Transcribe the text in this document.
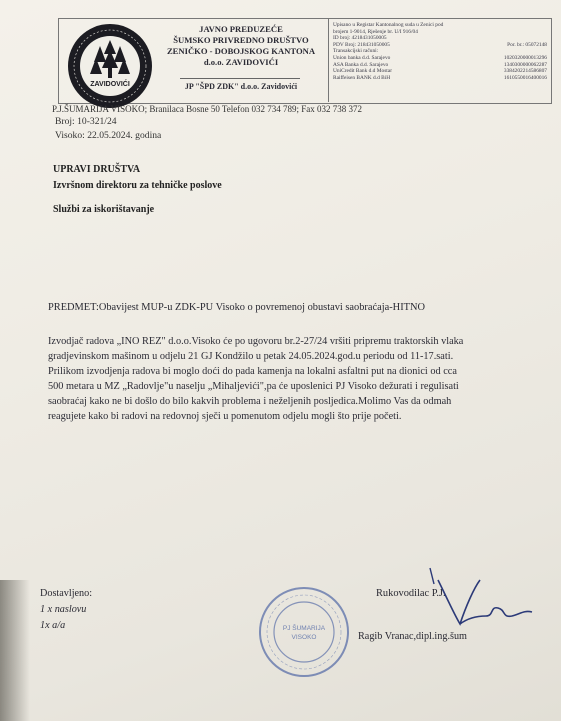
ZAVIDOVIĆI
JAVNO PREDUZEĆE
ŠUMSKO PRIVREDNO DRUŠTVO
ZENIČKO - DOBOJSKOG KANTONA
d.o.o. ZAVIDOVIĆI
JP "ŠPD ZDK" d.o.o. Zavidovići
Upisano u Registar Kantonalnog suda u Zenici pod
brojem 1-9014, Rješenje br. U/I 916/04
ID broj: 4218431050005
PDV Broj: 218431050005	Por. br.: 05072148
Transakcijski računi:
Union banka d.d. Sarajevo	1020320000013296
ASA Banka d.d. Sarajevo	1340300000062287
UniCredit Bank d.d Mostar	3384202214586807
Raiffeisen BANK d.d BiH	1610550016400016
P.J.ŠUMARIJA VISOKO; Branilaca Bosne 50 Telefon 032 734 789; Fax 032 738 372
Broj: 10-321/24
Visoko: 22.05.2024. godina
UPRAVI DRUŠTVA
Izvršnom direktoru za tehničke poslove
Službi za iskorištavanje
PREDMET:Obavijest MUP-u ZDK-PU Visoko o povremenoj obustavi saobraćaja-HITNO

Izvodjač radova „INO REZ" d.o.o.Visoko će po ugovoru br.2-27/24 vršiti pripremu traktorskih vlaka

gradjevinskom mašinom u odjelu 21 GJ Kondžilo u petak 24.05.2024.god.u periodu od 11-17.sati.

Prilikom izvodjenja radova bi moglo doći do pada kamenja na lokalni asfaltni put na dionici od cca

500 metara u MZ „Radovlje"u naselju „Mihaljevići",pa će uposlenici PJ Visoko dežurati i regulisati

saobraćaj kako ne bi došlo do bilo kakvih problema i neželjenih posljedica.Molimo Vas da odmah

reagujete kako bi radovi na redovnoj sječi u pomenutom odjelu mogli što prije početi.

Dostavljeno:
1 x naslovu
1x a/a	PJ ŠUMARIJA
VISOKO
Rukovodilac P.J.
Ragib Vranac,dipl.ing.šum
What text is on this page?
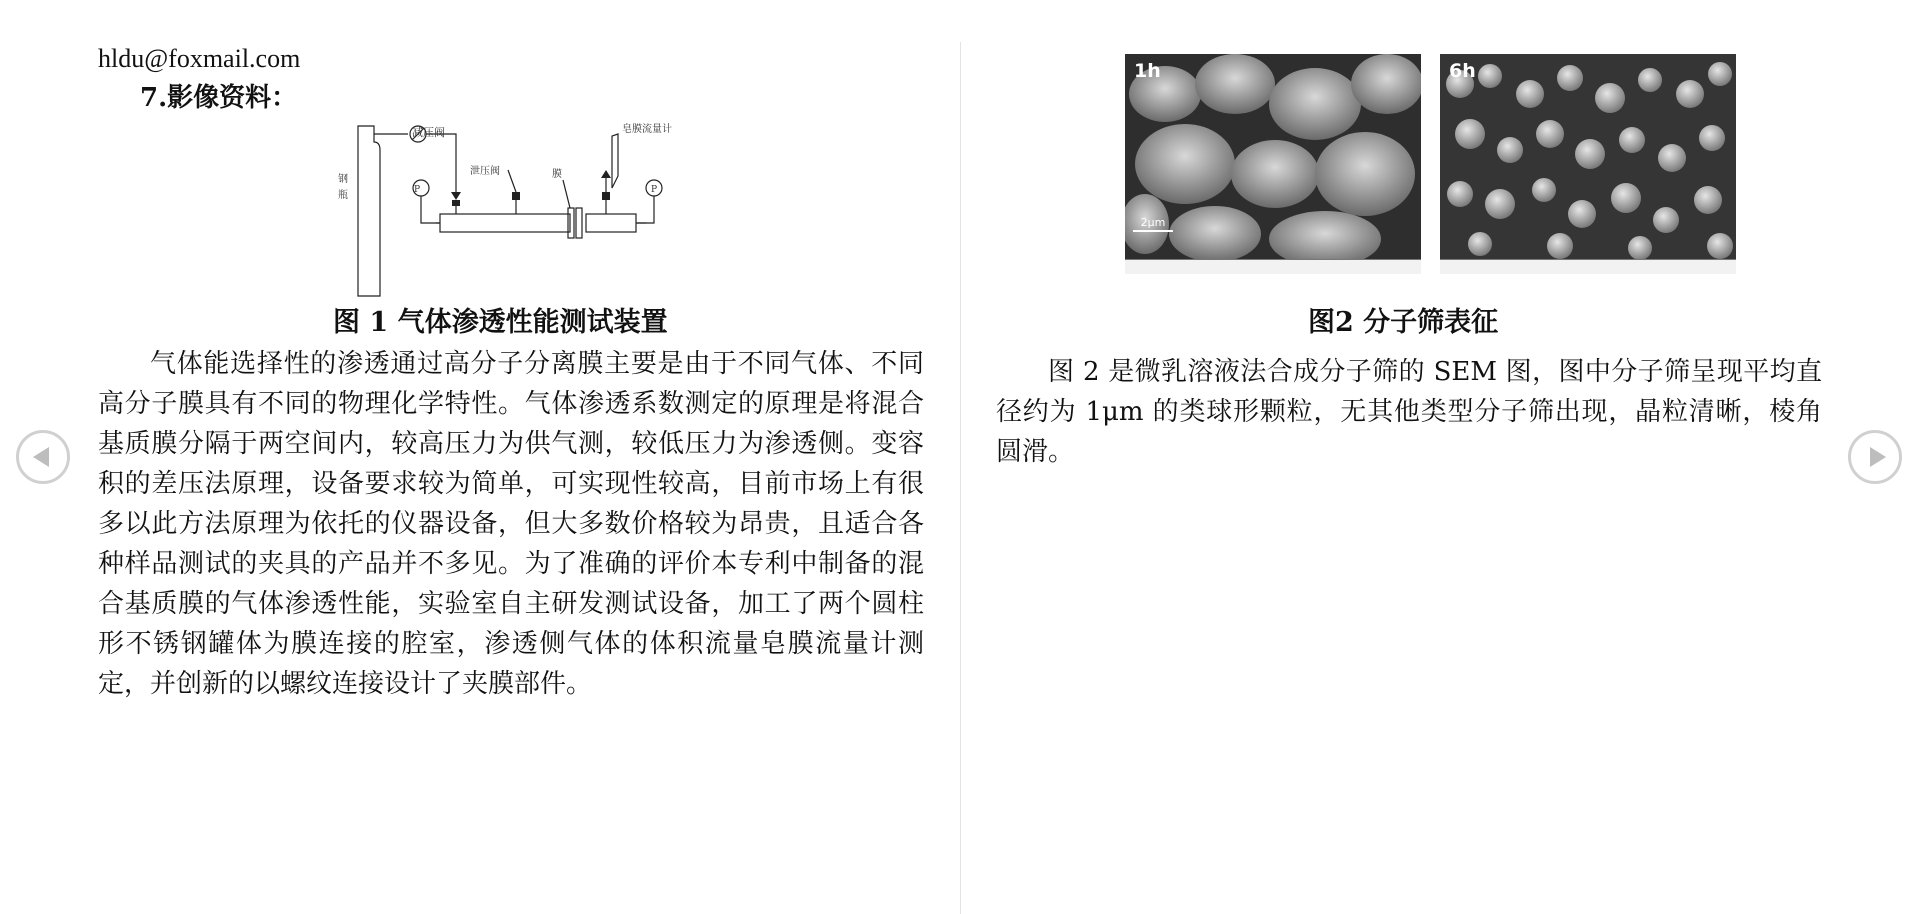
hldu@foxmail.com
7.影像资料：
钢
瓶
泄压阀	膜
皂膜流量计
P	P
减压阀
图 1 气体渗透性能测试装置
气体能选择性的渗透通过高分子分离膜主要是由于不同气体、不同高分子膜具有不同的物理化学特性。气体渗透系数测定的原理是将混合基质膜分隔于两空间内，较高压力为供气测，较低压力为渗透侧。变容积的差压法原理，设备要求较为简单，可实现性较高，目前市场上有很多以此方法原理为依托的仪器设备，但大多数价格较为昂贵，且适合各种样品测试的夹具的产品并不多见。为了准确的评价本专利中制备的混合基质膜的气体渗透性能，实验室自主研发测试设备，加工了两个圆柱形不锈钢罐体为膜连接的腔室，渗透侧气体的体积流量皂膜流量计测定，并创新的以螺纹连接设计了夹膜部件。
1h
2μm
6h
图2 分子筛表征
图 2 是微乳溶液法合成分子筛的 SEM 图，图中分子筛呈现平均直径约为 1μm 的类球形颗粒，无其他类型分子筛出现，晶粒清晰，棱角圆滑。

━━━━

What needs to be done:
Pick out every line above that holds the word "text" and copy it.

Full answer:
Transcribe the text in this document.
What text is on this page?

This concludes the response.